Look for the string "Aline" in every line, and copy each line that has it.

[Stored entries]
━━━━━━━━━━
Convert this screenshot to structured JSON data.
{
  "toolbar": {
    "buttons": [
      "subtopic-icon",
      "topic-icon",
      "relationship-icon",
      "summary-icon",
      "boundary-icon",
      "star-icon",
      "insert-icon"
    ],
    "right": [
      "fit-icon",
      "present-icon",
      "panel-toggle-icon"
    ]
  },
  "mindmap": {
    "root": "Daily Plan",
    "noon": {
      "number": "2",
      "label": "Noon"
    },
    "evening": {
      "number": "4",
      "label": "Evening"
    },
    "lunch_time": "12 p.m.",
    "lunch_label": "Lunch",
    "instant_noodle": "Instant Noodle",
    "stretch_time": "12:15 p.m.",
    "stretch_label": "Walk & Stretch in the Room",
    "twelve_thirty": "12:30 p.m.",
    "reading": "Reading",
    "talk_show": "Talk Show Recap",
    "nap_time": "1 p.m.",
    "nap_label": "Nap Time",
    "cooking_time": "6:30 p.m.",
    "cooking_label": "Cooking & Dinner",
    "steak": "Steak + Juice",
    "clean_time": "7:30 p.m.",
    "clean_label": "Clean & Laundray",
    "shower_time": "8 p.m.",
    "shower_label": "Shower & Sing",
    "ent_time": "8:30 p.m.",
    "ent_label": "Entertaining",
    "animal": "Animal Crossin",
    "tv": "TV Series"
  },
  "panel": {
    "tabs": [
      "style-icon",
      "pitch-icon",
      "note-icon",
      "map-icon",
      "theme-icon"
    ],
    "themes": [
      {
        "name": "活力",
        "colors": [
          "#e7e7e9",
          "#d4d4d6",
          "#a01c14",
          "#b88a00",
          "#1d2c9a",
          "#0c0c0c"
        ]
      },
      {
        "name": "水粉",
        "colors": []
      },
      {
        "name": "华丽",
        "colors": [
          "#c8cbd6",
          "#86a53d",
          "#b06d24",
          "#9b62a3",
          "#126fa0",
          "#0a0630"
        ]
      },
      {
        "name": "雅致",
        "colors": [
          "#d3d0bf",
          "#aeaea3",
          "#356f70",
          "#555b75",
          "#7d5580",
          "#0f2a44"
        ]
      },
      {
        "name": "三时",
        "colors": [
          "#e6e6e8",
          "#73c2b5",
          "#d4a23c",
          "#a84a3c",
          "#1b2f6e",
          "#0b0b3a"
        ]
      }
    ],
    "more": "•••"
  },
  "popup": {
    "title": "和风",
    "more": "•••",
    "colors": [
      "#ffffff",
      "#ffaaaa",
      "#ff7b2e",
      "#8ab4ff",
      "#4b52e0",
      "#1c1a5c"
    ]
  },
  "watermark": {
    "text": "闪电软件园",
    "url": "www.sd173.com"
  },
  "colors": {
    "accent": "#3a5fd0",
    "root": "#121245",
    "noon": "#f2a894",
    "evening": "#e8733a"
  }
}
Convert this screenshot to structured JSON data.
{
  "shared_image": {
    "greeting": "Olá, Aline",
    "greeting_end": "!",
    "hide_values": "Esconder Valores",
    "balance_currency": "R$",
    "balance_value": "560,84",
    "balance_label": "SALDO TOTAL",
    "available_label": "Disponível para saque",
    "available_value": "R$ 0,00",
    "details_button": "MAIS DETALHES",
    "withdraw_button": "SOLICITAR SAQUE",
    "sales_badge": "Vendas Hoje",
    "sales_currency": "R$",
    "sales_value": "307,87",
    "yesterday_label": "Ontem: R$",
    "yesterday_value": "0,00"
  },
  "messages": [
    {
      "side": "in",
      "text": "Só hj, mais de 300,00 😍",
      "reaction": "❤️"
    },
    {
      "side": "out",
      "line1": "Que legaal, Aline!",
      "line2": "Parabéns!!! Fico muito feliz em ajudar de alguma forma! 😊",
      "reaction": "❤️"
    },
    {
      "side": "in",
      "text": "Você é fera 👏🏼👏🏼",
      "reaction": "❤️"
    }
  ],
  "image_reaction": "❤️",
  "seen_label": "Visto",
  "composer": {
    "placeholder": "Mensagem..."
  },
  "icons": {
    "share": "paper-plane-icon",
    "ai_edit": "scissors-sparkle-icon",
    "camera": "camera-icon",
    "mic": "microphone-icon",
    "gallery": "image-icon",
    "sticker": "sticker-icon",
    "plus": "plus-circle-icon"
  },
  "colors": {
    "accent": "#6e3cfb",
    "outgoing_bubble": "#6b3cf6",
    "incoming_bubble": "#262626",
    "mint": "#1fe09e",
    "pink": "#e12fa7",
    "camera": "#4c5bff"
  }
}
━━━━━━━━━━
Full output ::
    "greeting": "Olá, Aline",
      "line1": "Que legaal, Aline!",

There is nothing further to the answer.